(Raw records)
————————
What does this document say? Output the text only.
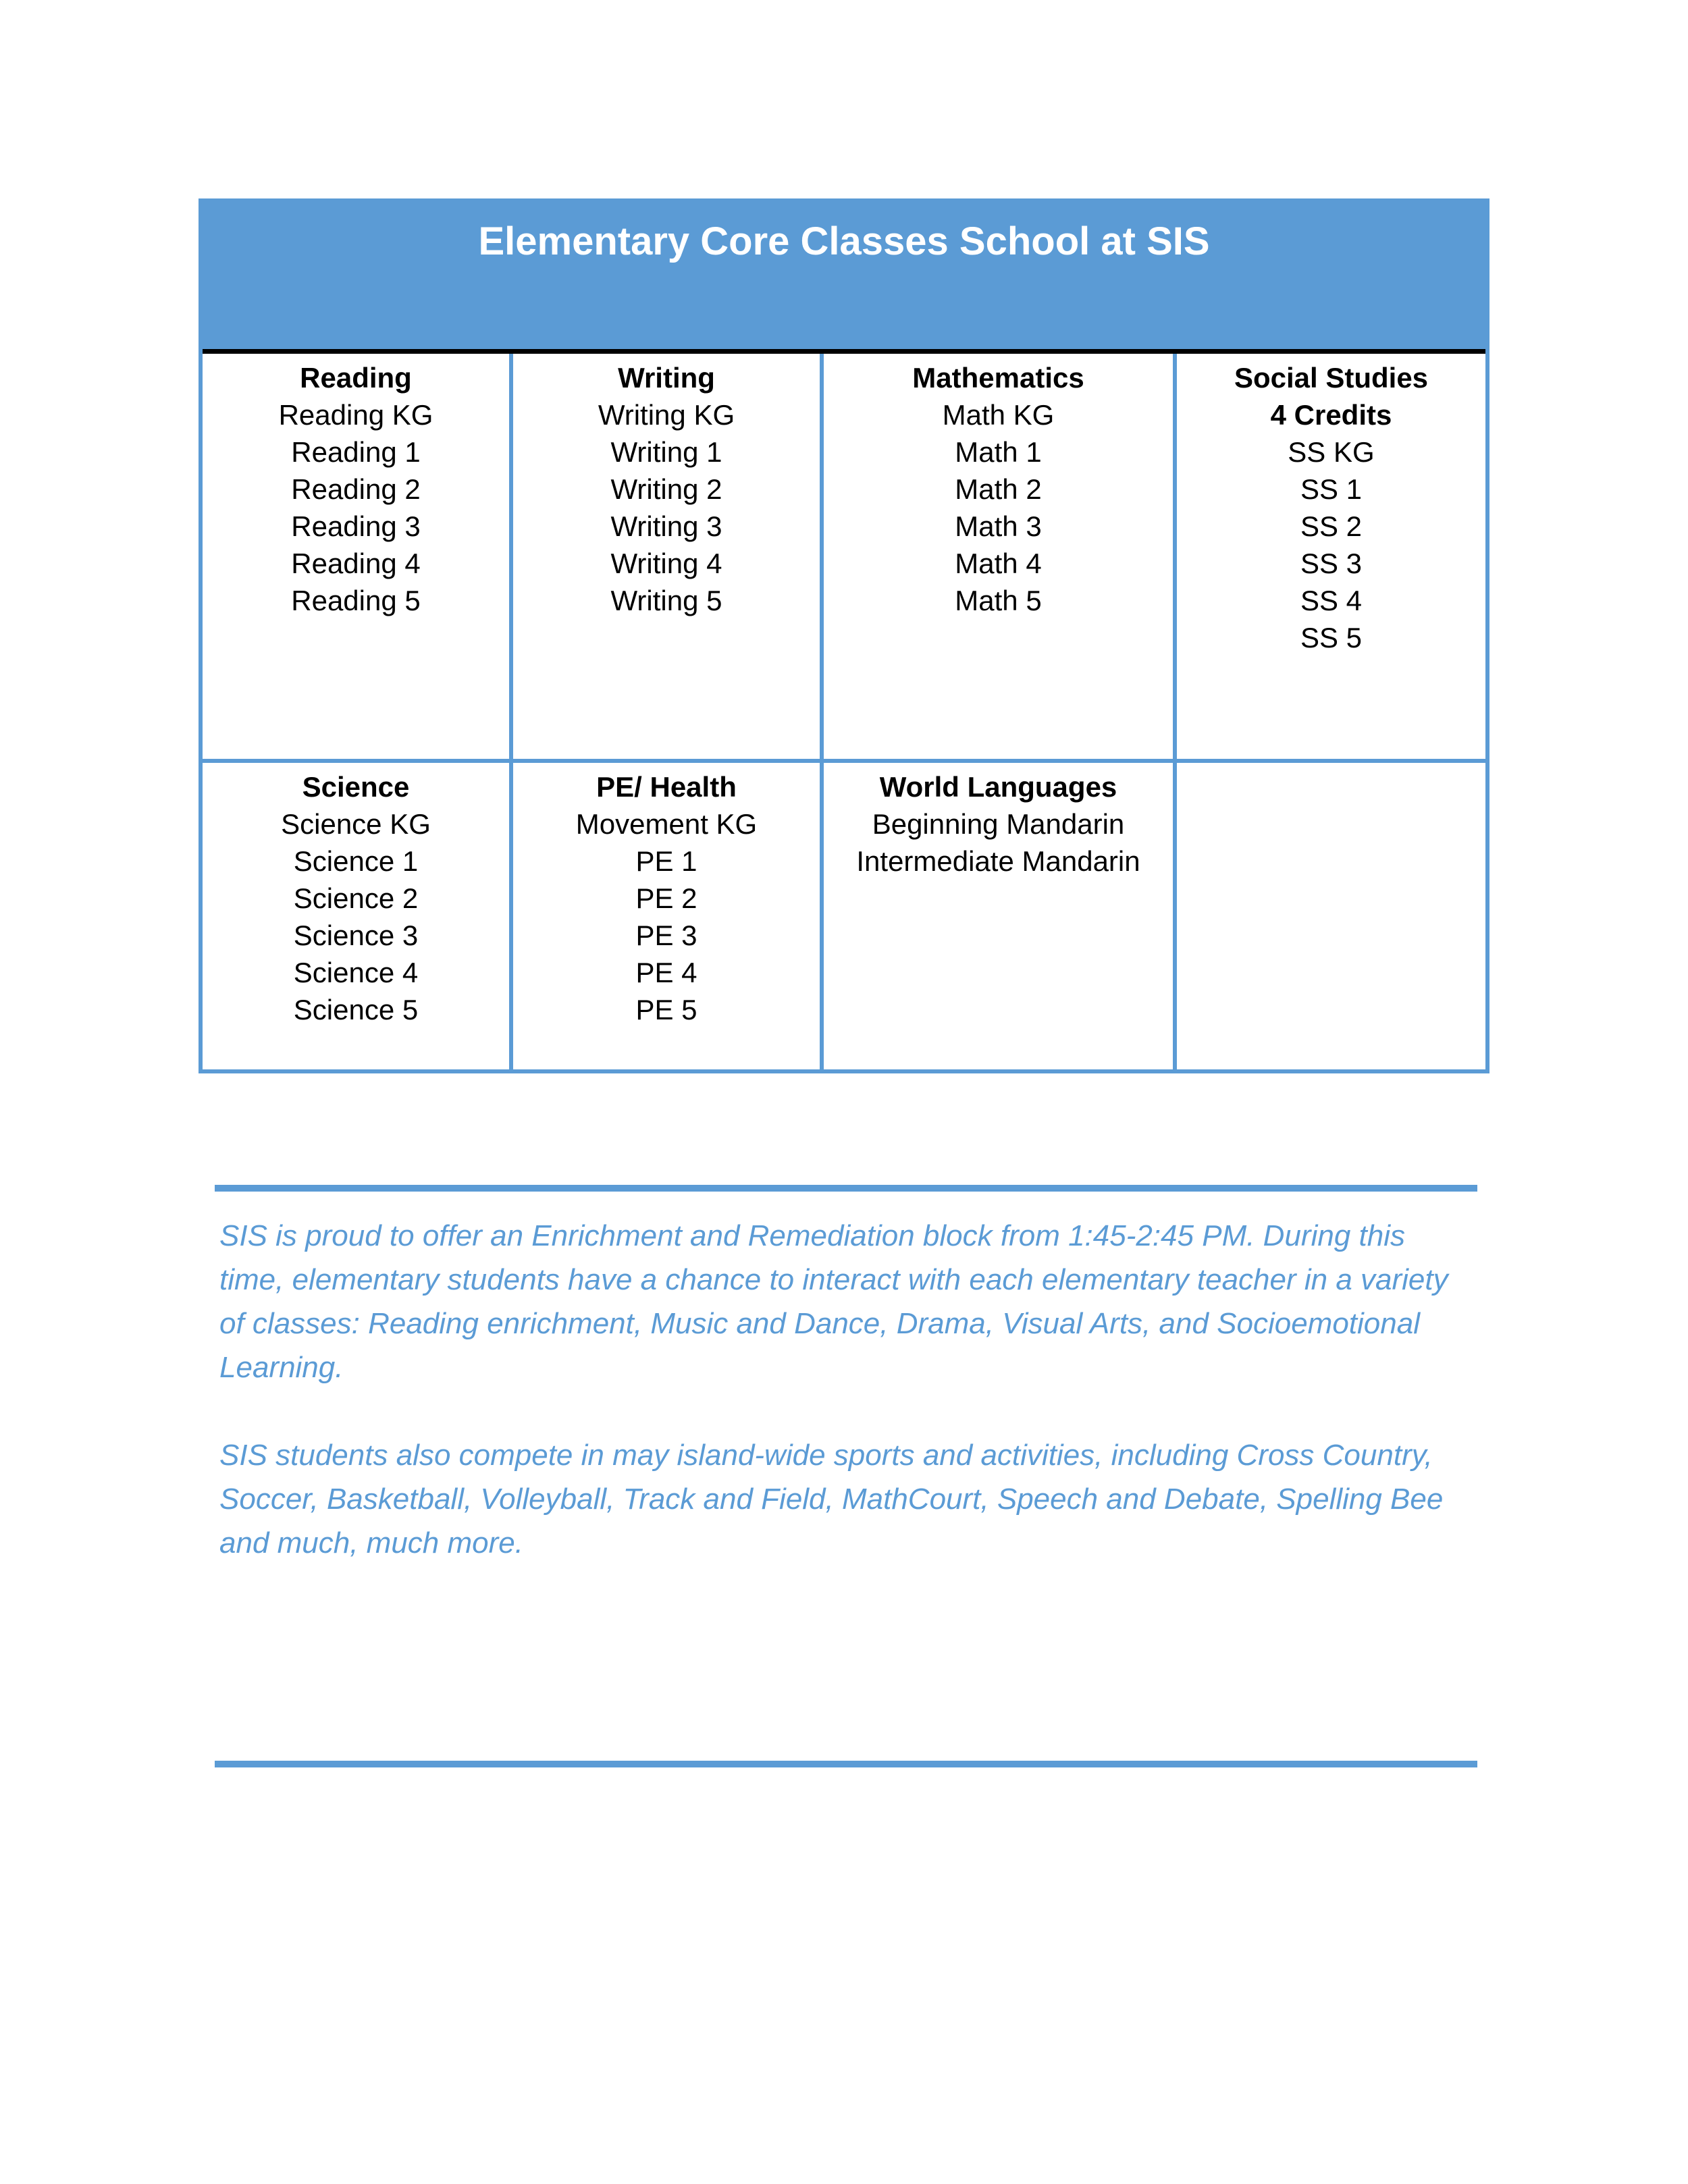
Elementary Core Classes School at SIS
Reading
Reading KG
Reading 1
Reading 2
Reading 3
Reading 4
Reading 5
Writing
Writing KG
Writing 1
Writing 2
Writing 3
Writing 4
Writing 5
Mathematics
Math KG
Math 1
Math 2
Math 3
Math 4
Math 5
Social Studies
4 Credits
SS KG
SS 1
SS 2
SS 3
SS 4
SS 5
Science
Science KG
Science 1
Science 2
Science 3
Science 4
Science 5
PE/ Health
Movement KG
PE 1
PE 2
PE 3
PE 4
PE 5
World Languages
Beginning Mandarin
Intermediate Mandarin

SIS is proud to offer an Enrichment and Remediation block from 1:45-2:45 PM. During this time, elementary students have a chance to interact with each elementary teacher in a variety of classes: Reading enrichment, Music and Dance, Drama, Visual Arts, and Socioemotional Learning.

SIS students also compete in may island-wide sports and activities, including Cross Country, Soccer, Basketball, Volleyball, Track and Field, MathCourt, Speech and Debate, Spelling Bee and much, much more.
————————
Problem details -
Transcribe every entry above exactly. Omit all pictures.

Task answer -
What does this document say? Output the text only.
Elementary Core Classes School at SIS
Reading
Reading KG
Reading 1
Reading 2
Reading 3
Reading 4
Reading 5
Writing
Writing KG
Writing 1
Writing 2
Writing 3
Writing 4
Writing 5
Mathematics
Math KG
Math 1
Math 2
Math 3
Math 4
Math 5
Social Studies
4 Credits
SS KG
SS 1
SS 2
SS 3
SS 4
SS 5
Science
Science KG
Science 1
Science 2
Science 3
Science 4
Science 5
PE/ Health
Movement KG
PE 1
PE 2
PE 3
PE 4
PE 5
World Languages
Beginning Mandarin
Intermediate Mandarin

SIS is proud to offer an Enrichment and Remediation block from 1:45-2:45 PM. During this time, elementary students have a chance to interact with each elementary teacher in a variety of classes: Reading enrichment, Music and Dance, Drama, Visual Arts, and Socioemotional Learning.

SIS students also compete in may island-wide sports and activities, including Cross Country, Soccer, Basketball, Volleyball, Track and Field, MathCourt, Speech and Debate, Spelling Bee and much, much more.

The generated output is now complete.